● Stated exercise:
Note each line where "Supports" appears, and copy it.

(Data entries)
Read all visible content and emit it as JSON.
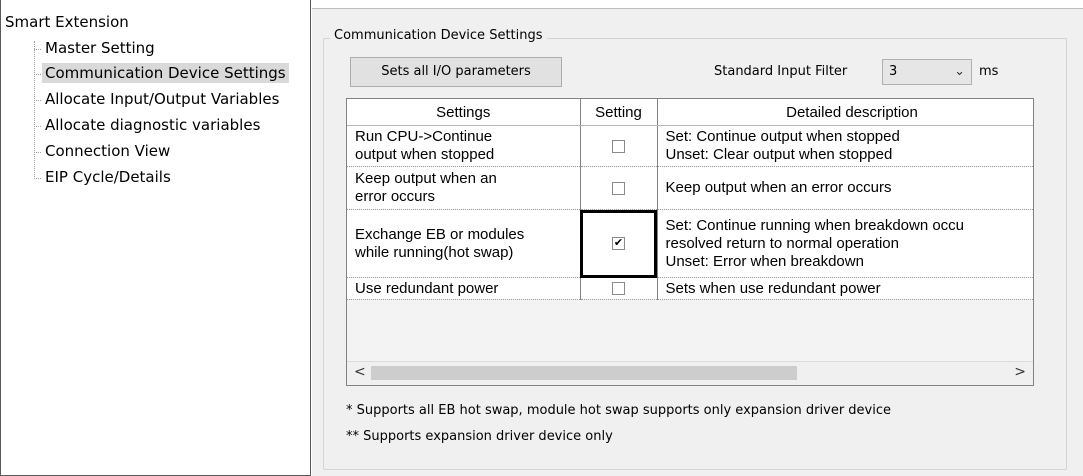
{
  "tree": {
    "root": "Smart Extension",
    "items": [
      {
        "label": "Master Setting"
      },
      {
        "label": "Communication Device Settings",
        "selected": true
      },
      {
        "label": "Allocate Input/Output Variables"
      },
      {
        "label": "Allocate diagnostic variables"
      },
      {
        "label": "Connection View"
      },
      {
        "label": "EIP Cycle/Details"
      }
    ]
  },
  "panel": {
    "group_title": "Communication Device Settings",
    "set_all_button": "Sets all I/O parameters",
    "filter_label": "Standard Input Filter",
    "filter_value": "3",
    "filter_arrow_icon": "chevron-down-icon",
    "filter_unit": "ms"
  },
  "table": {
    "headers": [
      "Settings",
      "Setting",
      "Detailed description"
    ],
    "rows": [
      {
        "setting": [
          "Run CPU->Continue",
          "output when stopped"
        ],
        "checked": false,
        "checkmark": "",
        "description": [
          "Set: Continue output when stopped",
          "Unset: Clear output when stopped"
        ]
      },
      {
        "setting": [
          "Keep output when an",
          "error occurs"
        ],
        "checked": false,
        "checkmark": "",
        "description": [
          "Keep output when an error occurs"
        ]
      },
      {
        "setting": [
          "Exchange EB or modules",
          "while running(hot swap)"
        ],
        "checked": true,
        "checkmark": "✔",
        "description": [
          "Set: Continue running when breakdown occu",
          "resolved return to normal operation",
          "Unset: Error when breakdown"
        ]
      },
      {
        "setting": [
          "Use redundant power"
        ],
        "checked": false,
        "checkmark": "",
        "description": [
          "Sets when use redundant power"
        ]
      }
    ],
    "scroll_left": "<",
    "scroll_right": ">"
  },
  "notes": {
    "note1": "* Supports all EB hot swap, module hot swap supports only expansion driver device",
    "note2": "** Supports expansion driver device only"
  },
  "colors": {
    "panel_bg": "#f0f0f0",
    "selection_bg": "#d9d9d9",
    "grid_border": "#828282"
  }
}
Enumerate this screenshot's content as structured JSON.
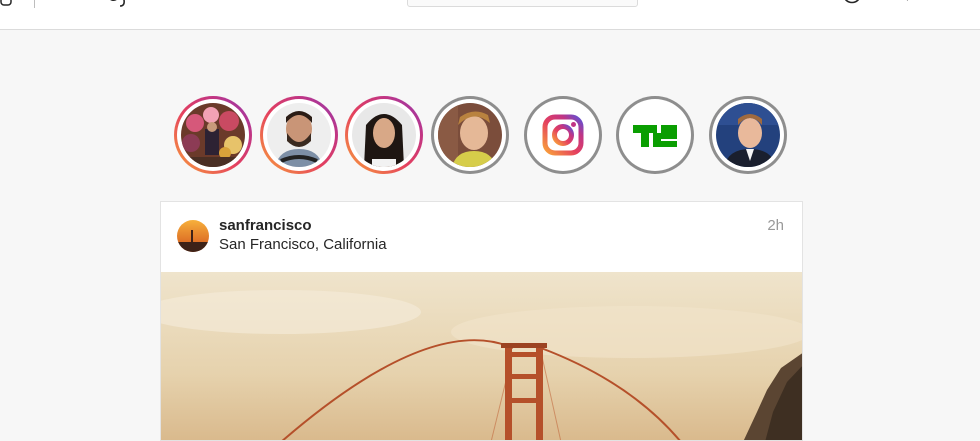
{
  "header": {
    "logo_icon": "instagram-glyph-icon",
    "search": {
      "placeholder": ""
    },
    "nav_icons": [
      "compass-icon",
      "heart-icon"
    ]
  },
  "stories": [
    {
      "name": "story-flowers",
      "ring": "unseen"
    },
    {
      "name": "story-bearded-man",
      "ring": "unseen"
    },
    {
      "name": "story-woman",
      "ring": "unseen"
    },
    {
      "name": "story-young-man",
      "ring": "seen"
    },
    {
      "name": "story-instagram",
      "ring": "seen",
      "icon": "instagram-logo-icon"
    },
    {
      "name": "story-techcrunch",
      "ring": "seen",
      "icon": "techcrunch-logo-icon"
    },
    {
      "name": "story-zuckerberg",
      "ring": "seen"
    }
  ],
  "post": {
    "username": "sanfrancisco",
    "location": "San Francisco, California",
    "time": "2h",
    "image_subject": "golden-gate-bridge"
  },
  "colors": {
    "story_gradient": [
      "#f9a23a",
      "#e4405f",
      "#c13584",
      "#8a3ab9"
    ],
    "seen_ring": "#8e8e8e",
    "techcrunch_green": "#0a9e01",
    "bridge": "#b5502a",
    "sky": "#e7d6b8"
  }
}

● Response to this task:
    "note1": "* Supports all EB hot swap, module hot swap supports only expansion driver device",
    "note2": "** Supports expansion driver device only"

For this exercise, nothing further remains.